## STATED EXERCISE
Reproduce the records below in full and exactly, without their images.

## RECORDS SHOWN
------------------------------------------------------------------------
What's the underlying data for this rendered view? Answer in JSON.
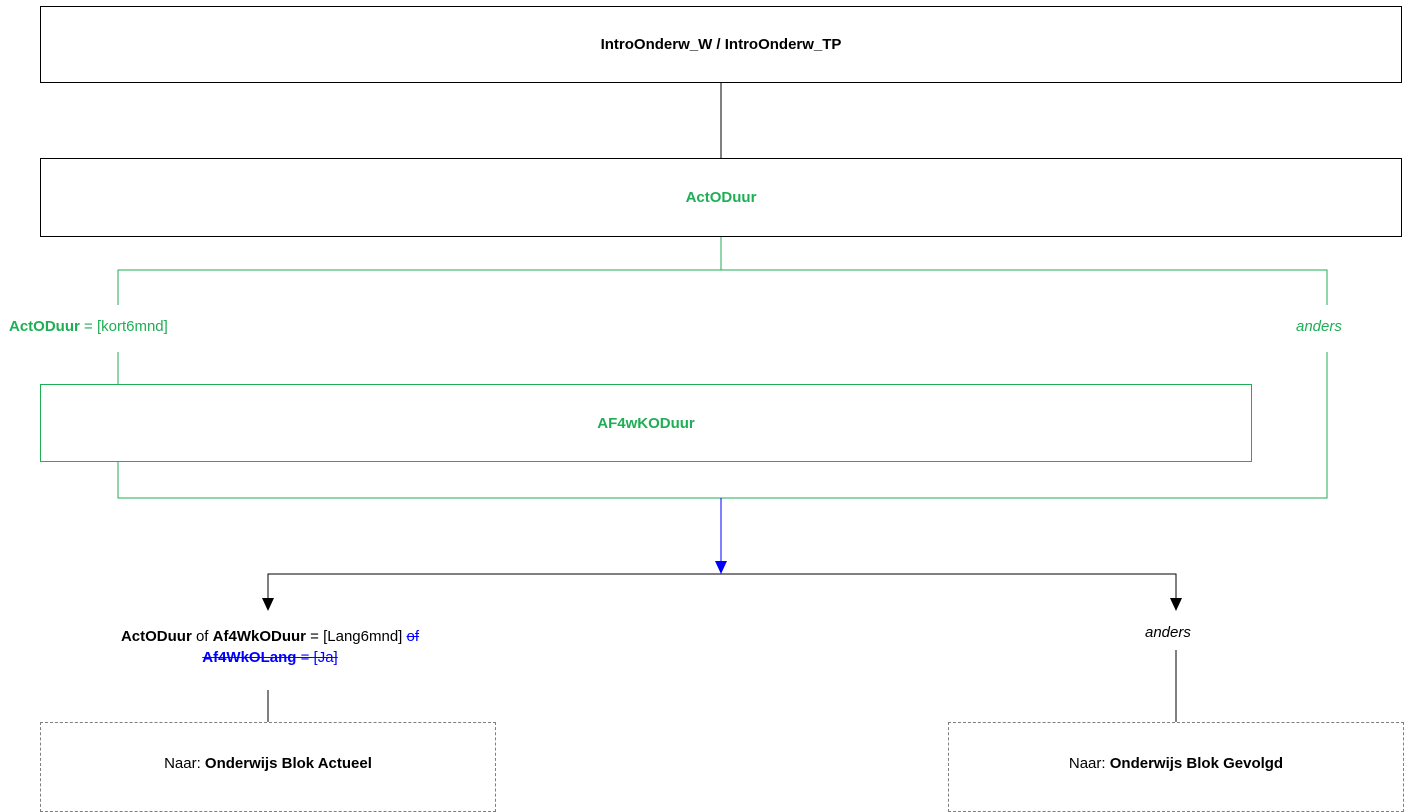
{
  "nodes": {
    "intro": "IntroOnderw_W / IntroOnderw_TP",
    "actoduur": "ActODuur",
    "af4wkoduur": "AF4wKODuur"
  },
  "branch_top": {
    "left_var": "ActODuur",
    "left_op": " = ",
    "left_value": "[kort6mnd]",
    "right": "anders"
  },
  "branch_bottom": {
    "left_var1": "ActODuur",
    "left_of1": " of ",
    "left_var2": "Af4WkODuur",
    "left_op": " = ",
    "left_value": "[Lang6mnd] ",
    "left_struck_of": "of",
    "left_struck_var": "Af4WkOLang",
    "left_struck_op": " = ",
    "left_struck_value": "[Ja]",
    "right": "anders"
  },
  "targets": {
    "left_prefix": "Naar: ",
    "left_target": "Onderwijs Blok Actueel",
    "right_prefix": "Naar: ",
    "right_target": "Onderwijs Blok Gevolgd"
  },
  "colors": {
    "black": "#000000",
    "green": "#1fae55",
    "blue": "#0000ff",
    "dashed": "#7f7f7f"
  }
}
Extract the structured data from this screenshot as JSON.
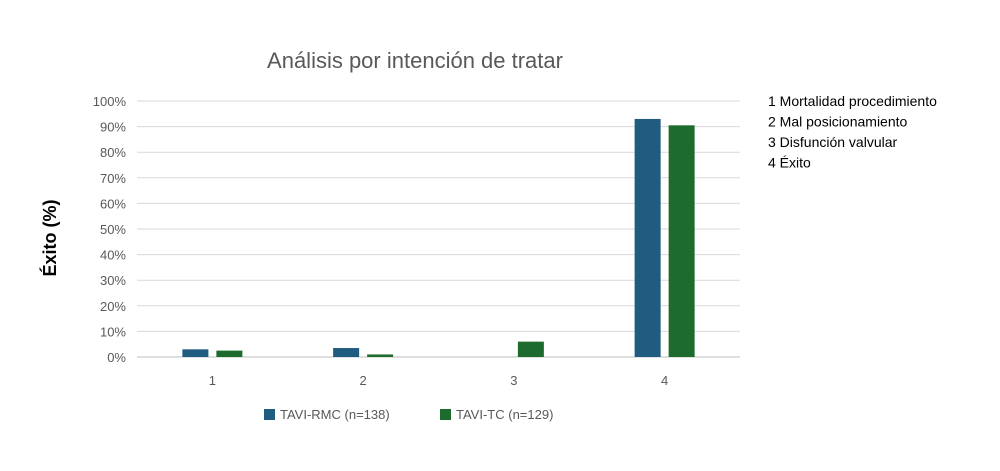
------------------------------------------------------------------------
## SOLUTION TO THIS PROBLEM
What's the underlying data for this rendered view? Answer in JSON.
{
  "nodes": {
    "intro": "IntroOnderw_W / IntroOnderw_TP",
    "actoduur": "ActODuur",
    "af4wkoduur": "AF4wKODuur"
  },
  "branch_top": {
    "left_var": "ActODuur",
    "left_op": " = ",
    "left_value": "[kort6mnd]",
    "right": "anders"
  },
  "branch_bottom": {
    "left_var1": "ActODuur",
    "left_of1": " of ",
    "left_var2": "Af4WkODuur",
    "left_op": " = ",
    "left_value": "[Lang6mnd] ",
    "left_struck_of": "of",
    "left_struck_var": "Af4WkOLang",
    "left_struck_op": " = ",
    "left_struck_value": "[Ja]",
    "right": "anders"
  },
  "targets": {
    "left_prefix": "Naar: ",
    "left_target": "Onderwijs Blok Actueel",
    "right_prefix": "Naar: ",
    "right_target": "Onderwijs Blok Gevolgd"
  },
  "colors": {
    "black": "#000000",
    "green": "#1fae55",
    "blue": "#0000ff",
    "dashed": "#7f7f7f"
  }
}
Extract the structured data from this screenshot as JSON.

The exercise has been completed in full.